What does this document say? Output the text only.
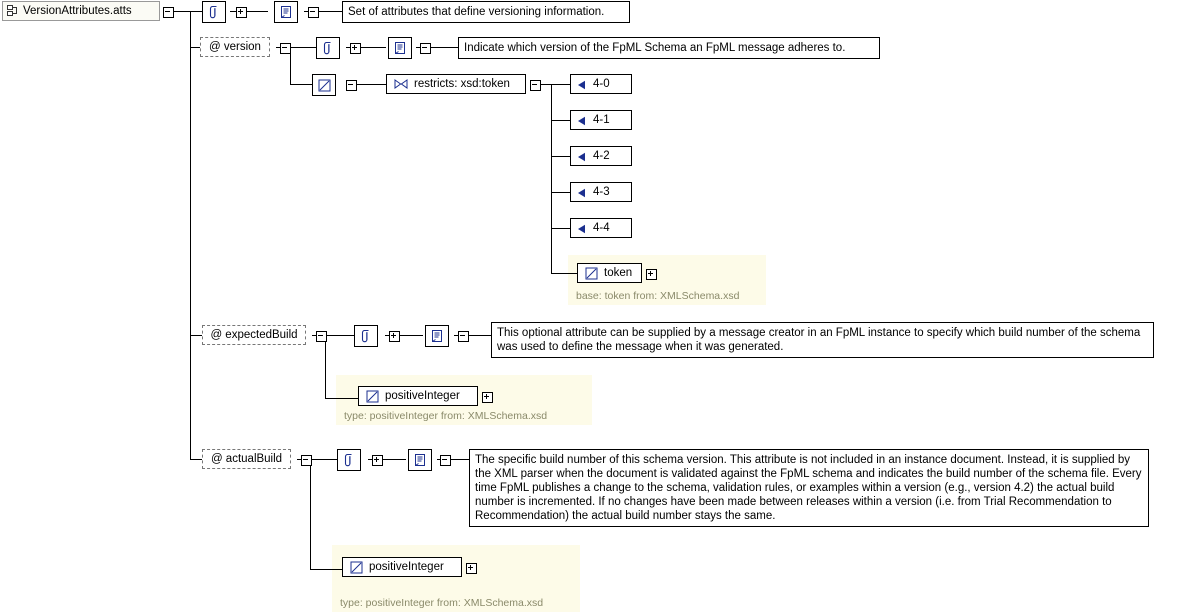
base: token from: XMLSchema.xsd
type: positiveInteger from: XMLSchema.xsd
type: positiveInteger from: XMLSchema.xsd
VersionAttributes.atts	Set of attributes that define versioning information.
@ version	Indicate which version of the FpML Schema an FpML message adheres to.
restricts: xsd:token	4-0
4-1
4-2
4-3
4-4
token
@ expectedBuild	This optional attribute can be supplied by a message creator in an FpML instance to specify which build number of the schema was used to define the message when it was generated.
positiveInteger
@ actualBuild	The specific build number of this schema version. This attribute is not included in an instance document. Instead, it is supplied by the XML parser when the document is validated against the FpML schema and indicates the build number of the schema file. Every time FpML publishes a change to the schema, validation rules, or examples within a version (e.g., version 4.2) the actual build number is incremented. If no changes have been made between releases within a version (i.e. from Trial Recommendation to Recommendation) the actual build number stays the same.
positiveInteger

Directions for this task:
Where does the word "from" appear in the listing? List each line that holds it.

Correct output:
base: token from: XMLSchema.xsd
type: positiveInteger from: XMLSchema.xsd
type: positiveInteger from: XMLSchema.xsd
@ actualBuild	The specific build number of this schema version. This attribute is not included in an instance document. Instead, it is supplied by the XML parser when the document is validated against the FpML schema and indicates the build number of the schema file. Every time FpML publishes a change to the schema, validation rules, or examples within a version (e.g., version 4.2) the actual build number is incremented. If no changes have been made between releases within a version (i.e. from Trial Recommendation to Recommendation) the actual build number stays the same.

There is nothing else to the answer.